▸ Provided records:
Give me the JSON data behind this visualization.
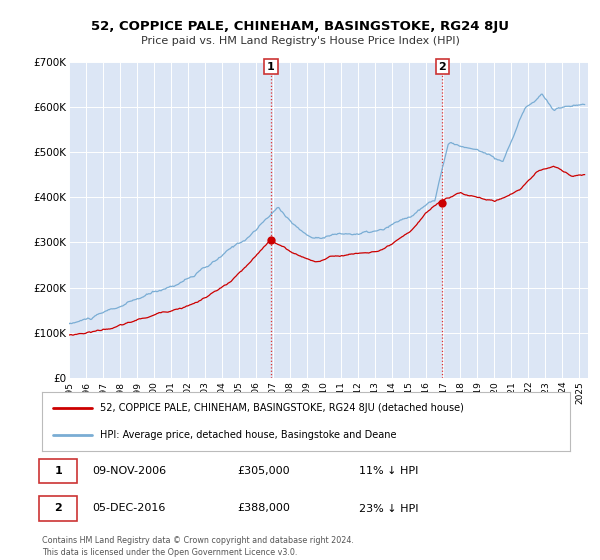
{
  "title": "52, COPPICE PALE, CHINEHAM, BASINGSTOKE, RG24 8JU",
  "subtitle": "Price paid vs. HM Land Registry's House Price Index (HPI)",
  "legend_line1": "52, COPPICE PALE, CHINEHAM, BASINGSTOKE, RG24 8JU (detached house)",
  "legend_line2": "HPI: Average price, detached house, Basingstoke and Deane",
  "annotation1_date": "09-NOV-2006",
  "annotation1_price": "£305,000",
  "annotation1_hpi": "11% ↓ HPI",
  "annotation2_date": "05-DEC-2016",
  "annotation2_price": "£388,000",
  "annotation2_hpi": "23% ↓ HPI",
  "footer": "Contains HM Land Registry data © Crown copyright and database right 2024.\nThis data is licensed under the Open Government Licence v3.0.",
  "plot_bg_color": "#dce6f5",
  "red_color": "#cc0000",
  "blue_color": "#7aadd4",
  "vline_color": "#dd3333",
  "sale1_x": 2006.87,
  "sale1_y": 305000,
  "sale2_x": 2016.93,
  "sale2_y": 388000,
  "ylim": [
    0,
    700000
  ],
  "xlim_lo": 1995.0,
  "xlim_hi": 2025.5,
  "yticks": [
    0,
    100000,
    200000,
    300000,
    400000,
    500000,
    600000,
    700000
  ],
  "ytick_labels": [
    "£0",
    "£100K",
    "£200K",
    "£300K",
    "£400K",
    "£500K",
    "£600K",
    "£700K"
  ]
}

▸ To do: Select and copy each line from the data that includes the word "CHINEHAM".

▸ Response to the exercise:
  "title": "52, COPPICE PALE, CHINEHAM, BASINGSTOKE, RG24 8JU",
  "legend_line1": "52, COPPICE PALE, CHINEHAM, BASINGSTOKE, RG24 8JU (detached house)",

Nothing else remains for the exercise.